* Begin RECORDS TO PROCESS *
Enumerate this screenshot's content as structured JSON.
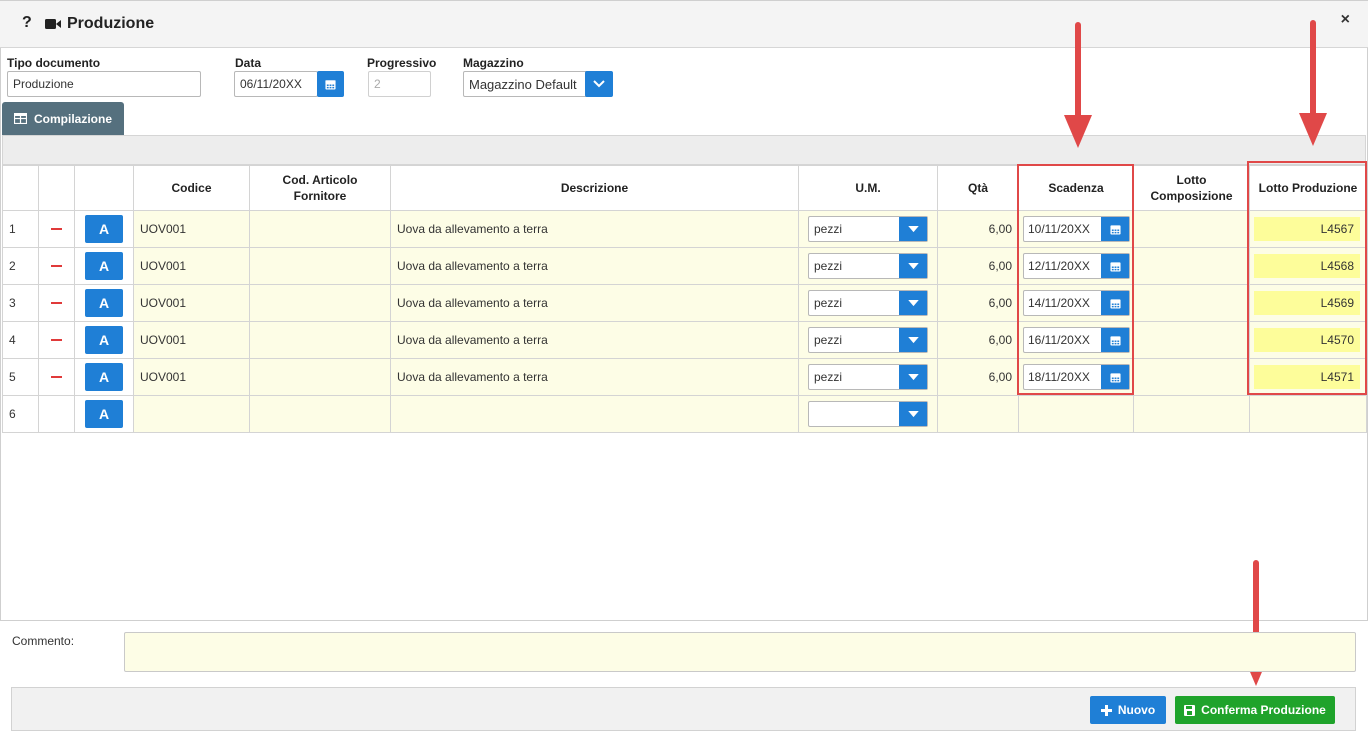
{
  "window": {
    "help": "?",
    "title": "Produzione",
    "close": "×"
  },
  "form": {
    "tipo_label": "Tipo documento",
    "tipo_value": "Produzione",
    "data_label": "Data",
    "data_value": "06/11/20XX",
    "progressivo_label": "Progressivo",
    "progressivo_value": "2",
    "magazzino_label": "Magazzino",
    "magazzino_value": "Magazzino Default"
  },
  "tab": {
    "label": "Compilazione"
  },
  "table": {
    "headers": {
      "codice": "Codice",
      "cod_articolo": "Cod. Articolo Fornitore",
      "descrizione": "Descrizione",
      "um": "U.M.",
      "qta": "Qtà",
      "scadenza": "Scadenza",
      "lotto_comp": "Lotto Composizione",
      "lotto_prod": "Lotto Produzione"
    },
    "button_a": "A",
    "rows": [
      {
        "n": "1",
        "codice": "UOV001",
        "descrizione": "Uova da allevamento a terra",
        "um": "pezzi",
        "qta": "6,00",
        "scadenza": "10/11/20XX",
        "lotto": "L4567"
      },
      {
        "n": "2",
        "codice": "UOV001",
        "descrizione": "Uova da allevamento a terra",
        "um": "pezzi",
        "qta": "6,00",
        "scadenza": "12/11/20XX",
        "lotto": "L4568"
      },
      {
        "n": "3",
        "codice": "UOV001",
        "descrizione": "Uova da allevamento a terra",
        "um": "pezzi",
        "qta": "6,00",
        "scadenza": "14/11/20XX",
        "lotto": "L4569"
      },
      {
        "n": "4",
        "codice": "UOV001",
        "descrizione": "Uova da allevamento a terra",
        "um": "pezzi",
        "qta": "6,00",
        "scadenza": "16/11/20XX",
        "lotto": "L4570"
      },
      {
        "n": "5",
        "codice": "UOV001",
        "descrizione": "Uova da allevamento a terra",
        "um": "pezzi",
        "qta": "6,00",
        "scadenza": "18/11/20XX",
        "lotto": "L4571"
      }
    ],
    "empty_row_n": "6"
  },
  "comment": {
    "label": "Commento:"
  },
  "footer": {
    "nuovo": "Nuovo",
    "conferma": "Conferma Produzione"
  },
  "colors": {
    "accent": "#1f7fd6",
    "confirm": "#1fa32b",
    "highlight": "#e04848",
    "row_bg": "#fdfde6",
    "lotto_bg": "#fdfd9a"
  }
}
* End RECORDS TO PROCESS *
TASK TO CARRY OUT: Omit the images and transcribe all of the records above word for word.

RESULT OF THE EXERCISE:
Enumerate this screenshot's content as structured JSON.
{
  "window": {
    "help": "?",
    "title": "Produzione",
    "close": "×"
  },
  "form": {
    "tipo_label": "Tipo documento",
    "tipo_value": "Produzione",
    "data_label": "Data",
    "data_value": "06/11/20XX",
    "progressivo_label": "Progressivo",
    "progressivo_value": "2",
    "magazzino_label": "Magazzino",
    "magazzino_value": "Magazzino Default"
  },
  "tab": {
    "label": "Compilazione"
  },
  "table": {
    "headers": {
      "codice": "Codice",
      "cod_articolo": "Cod. Articolo Fornitore",
      "descrizione": "Descrizione",
      "um": "U.M.",
      "qta": "Qtà",
      "scadenza": "Scadenza",
      "lotto_comp": "Lotto Composizione",
      "lotto_prod": "Lotto Produzione"
    },
    "button_a": "A",
    "rows": [
      {
        "n": "1",
        "codice": "UOV001",
        "descrizione": "Uova da allevamento a terra",
        "um": "pezzi",
        "qta": "6,00",
        "scadenza": "10/11/20XX",
        "lotto": "L4567"
      },
      {
        "n": "2",
        "codice": "UOV001",
        "descrizione": "Uova da allevamento a terra",
        "um": "pezzi",
        "qta": "6,00",
        "scadenza": "12/11/20XX",
        "lotto": "L4568"
      },
      {
        "n": "3",
        "codice": "UOV001",
        "descrizione": "Uova da allevamento a terra",
        "um": "pezzi",
        "qta": "6,00",
        "scadenza": "14/11/20XX",
        "lotto": "L4569"
      },
      {
        "n": "4",
        "codice": "UOV001",
        "descrizione": "Uova da allevamento a terra",
        "um": "pezzi",
        "qta": "6,00",
        "scadenza": "16/11/20XX",
        "lotto": "L4570"
      },
      {
        "n": "5",
        "codice": "UOV001",
        "descrizione": "Uova da allevamento a terra",
        "um": "pezzi",
        "qta": "6,00",
        "scadenza": "18/11/20XX",
        "lotto": "L4571"
      }
    ],
    "empty_row_n": "6"
  },
  "comment": {
    "label": "Commento:"
  },
  "footer": {
    "nuovo": "Nuovo",
    "conferma": "Conferma Produzione"
  },
  "colors": {
    "accent": "#1f7fd6",
    "confirm": "#1fa32b",
    "highlight": "#e04848",
    "row_bg": "#fdfde6",
    "lotto_bg": "#fdfd9a"
  }
}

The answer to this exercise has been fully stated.